Element position data
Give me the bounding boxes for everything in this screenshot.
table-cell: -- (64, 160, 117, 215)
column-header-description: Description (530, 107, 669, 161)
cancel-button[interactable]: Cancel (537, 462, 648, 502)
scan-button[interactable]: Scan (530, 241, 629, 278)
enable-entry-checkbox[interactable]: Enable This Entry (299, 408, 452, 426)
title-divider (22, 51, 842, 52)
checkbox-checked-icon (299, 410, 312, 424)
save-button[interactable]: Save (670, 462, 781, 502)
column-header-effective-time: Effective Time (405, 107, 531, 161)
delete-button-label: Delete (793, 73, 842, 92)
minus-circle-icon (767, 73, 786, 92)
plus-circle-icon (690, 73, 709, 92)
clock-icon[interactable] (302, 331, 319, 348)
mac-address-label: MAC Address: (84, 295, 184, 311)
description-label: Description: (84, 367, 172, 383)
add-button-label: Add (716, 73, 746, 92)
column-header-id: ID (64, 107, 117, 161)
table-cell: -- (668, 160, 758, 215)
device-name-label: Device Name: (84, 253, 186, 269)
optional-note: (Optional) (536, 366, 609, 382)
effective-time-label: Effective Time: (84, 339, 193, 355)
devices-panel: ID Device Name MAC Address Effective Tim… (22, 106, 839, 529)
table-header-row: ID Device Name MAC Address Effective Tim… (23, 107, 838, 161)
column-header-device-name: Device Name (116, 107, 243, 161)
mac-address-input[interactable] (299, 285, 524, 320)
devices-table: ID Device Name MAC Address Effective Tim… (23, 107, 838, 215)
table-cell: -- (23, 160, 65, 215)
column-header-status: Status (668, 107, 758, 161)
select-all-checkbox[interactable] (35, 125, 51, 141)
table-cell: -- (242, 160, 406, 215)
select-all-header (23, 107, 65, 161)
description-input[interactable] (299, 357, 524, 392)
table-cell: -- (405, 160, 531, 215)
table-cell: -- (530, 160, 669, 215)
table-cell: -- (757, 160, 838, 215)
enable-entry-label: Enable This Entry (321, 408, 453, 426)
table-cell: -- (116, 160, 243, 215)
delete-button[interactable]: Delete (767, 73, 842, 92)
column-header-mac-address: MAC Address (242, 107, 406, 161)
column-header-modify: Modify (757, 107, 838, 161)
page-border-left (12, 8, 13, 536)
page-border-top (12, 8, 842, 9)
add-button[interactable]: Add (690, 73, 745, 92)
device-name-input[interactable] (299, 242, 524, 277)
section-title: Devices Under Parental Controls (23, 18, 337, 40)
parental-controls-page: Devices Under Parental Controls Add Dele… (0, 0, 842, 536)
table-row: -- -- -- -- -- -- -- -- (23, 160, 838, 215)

- _EXERCISE DIRECTIONS_: Reproduce every line of the items above verbatim, from the first to the last.

- _EXERCISE SOLUTION_:
Give me the bounding boxes for everything in this screenshot.
table-cell: -- (64, 160, 117, 215)
column-header-description: Description (530, 107, 669, 161)
cancel-button[interactable]: Cancel (537, 462, 648, 502)
scan-button[interactable]: Scan (530, 241, 629, 278)
enable-entry-checkbox[interactable]: Enable This Entry (299, 408, 452, 426)
title-divider (22, 51, 842, 52)
checkbox-checked-icon (299, 410, 312, 424)
save-button[interactable]: Save (670, 462, 781, 502)
column-header-effective-time: Effective Time (405, 107, 531, 161)
delete-button-label: Delete (793, 73, 842, 92)
minus-circle-icon (767, 73, 786, 92)
plus-circle-icon (690, 73, 709, 92)
clock-icon[interactable] (302, 331, 319, 348)
mac-address-label: MAC Address: (84, 295, 184, 311)
description-label: Description: (84, 367, 172, 383)
add-button-label: Add (716, 73, 746, 92)
column-header-id: ID (64, 107, 117, 161)
table-cell: -- (668, 160, 758, 215)
device-name-label: Device Name: (84, 253, 186, 269)
optional-note: (Optional) (536, 366, 609, 382)
effective-time-label: Effective Time: (84, 339, 193, 355)
devices-panel: ID Device Name MAC Address Effective Tim… (22, 106, 839, 529)
table-header-row: ID Device Name MAC Address Effective Tim… (23, 107, 838, 161)
column-header-device-name: Device Name (116, 107, 243, 161)
mac-address-input[interactable] (299, 285, 524, 320)
devices-table: ID Device Name MAC Address Effective Tim… (23, 107, 838, 215)
table-cell: -- (23, 160, 65, 215)
column-header-status: Status (668, 107, 758, 161)
select-all-checkbox[interactable] (35, 125, 51, 141)
table-cell: -- (242, 160, 406, 215)
select-all-header (23, 107, 65, 161)
description-input[interactable] (299, 357, 524, 392)
table-cell: -- (405, 160, 531, 215)
table-cell: -- (530, 160, 669, 215)
table-cell: -- (757, 160, 838, 215)
enable-entry-label: Enable This Entry (321, 408, 453, 426)
table-cell: -- (116, 160, 243, 215)
delete-button[interactable]: Delete (767, 73, 842, 92)
column-header-mac-address: MAC Address (242, 107, 406, 161)
column-header-modify: Modify (757, 107, 838, 161)
page-border-left (12, 8, 13, 536)
page-border-top (12, 8, 842, 9)
add-button[interactable]: Add (690, 73, 745, 92)
device-name-input[interactable] (299, 242, 524, 277)
section-title: Devices Under Parental Controls (23, 18, 337, 40)
parental-controls-page: Devices Under Parental Controls Add Dele… (0, 0, 842, 536)
table-row: -- -- -- -- -- -- -- -- (23, 160, 838, 215)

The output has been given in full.